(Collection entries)
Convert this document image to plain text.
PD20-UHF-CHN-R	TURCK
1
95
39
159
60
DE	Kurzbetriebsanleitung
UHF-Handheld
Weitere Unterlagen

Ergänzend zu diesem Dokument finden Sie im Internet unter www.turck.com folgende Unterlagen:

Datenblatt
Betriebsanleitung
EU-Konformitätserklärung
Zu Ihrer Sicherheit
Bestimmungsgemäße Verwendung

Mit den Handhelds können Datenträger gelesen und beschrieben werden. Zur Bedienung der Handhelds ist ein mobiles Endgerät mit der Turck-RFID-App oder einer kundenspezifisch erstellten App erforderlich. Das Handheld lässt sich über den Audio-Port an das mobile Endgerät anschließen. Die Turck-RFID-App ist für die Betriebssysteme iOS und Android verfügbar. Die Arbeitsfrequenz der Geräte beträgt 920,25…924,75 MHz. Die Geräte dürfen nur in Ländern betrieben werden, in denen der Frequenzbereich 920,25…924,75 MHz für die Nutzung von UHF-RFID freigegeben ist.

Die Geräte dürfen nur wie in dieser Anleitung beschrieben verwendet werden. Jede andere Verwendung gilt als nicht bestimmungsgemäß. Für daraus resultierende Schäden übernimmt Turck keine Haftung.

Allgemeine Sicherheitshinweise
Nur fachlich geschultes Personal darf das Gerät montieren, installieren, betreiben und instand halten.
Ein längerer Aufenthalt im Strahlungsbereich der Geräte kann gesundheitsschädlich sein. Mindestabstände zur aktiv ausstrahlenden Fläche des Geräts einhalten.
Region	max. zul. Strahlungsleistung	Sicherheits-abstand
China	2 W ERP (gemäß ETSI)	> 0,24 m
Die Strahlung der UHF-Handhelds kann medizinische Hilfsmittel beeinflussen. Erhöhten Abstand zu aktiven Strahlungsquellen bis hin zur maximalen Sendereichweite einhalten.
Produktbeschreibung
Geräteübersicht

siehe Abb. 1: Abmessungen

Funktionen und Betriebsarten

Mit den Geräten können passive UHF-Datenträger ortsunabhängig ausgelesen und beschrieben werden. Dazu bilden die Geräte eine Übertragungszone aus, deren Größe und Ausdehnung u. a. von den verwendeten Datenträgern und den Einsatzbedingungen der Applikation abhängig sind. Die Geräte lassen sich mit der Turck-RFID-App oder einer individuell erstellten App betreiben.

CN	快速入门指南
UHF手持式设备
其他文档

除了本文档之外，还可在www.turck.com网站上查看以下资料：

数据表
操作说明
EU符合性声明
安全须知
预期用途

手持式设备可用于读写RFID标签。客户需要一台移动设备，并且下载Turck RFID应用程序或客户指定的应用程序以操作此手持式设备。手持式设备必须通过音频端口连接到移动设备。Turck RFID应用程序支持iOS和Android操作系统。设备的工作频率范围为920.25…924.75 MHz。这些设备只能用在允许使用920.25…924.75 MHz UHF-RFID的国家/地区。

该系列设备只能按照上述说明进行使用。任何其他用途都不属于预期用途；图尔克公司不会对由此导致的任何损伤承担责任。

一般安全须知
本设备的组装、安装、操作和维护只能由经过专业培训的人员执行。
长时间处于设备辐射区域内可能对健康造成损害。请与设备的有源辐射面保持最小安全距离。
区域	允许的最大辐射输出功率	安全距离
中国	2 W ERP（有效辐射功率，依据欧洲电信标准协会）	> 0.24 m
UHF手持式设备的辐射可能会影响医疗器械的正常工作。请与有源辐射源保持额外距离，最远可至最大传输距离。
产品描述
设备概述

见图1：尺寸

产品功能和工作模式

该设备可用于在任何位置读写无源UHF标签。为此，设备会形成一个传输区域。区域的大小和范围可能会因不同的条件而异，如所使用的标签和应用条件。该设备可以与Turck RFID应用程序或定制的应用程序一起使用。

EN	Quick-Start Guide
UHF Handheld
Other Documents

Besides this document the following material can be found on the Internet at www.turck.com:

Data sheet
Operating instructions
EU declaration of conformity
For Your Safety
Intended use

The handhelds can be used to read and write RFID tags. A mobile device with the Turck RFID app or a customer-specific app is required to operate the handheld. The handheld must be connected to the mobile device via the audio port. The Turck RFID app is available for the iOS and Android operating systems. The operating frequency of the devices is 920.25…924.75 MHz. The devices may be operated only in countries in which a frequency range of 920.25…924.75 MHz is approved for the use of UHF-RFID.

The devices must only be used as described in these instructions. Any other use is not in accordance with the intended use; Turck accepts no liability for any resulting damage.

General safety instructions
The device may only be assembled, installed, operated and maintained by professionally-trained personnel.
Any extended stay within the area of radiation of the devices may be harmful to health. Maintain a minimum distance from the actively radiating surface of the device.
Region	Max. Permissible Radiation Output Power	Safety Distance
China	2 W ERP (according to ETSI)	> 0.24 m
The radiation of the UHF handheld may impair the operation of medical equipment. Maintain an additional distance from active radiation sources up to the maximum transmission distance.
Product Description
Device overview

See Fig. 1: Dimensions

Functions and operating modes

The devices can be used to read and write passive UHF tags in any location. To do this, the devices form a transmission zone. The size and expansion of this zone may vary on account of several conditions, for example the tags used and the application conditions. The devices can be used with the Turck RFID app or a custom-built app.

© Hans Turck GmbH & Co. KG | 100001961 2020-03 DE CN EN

**Description of the task:** Locate the word "Unterlagen" in the records and collect each line it appears in.

**Answer below:**
Weitere Unterlagen
Ergänzend zu diesem Dokument finden Sie im Internet unter www.turck.com folgende Unterlagen:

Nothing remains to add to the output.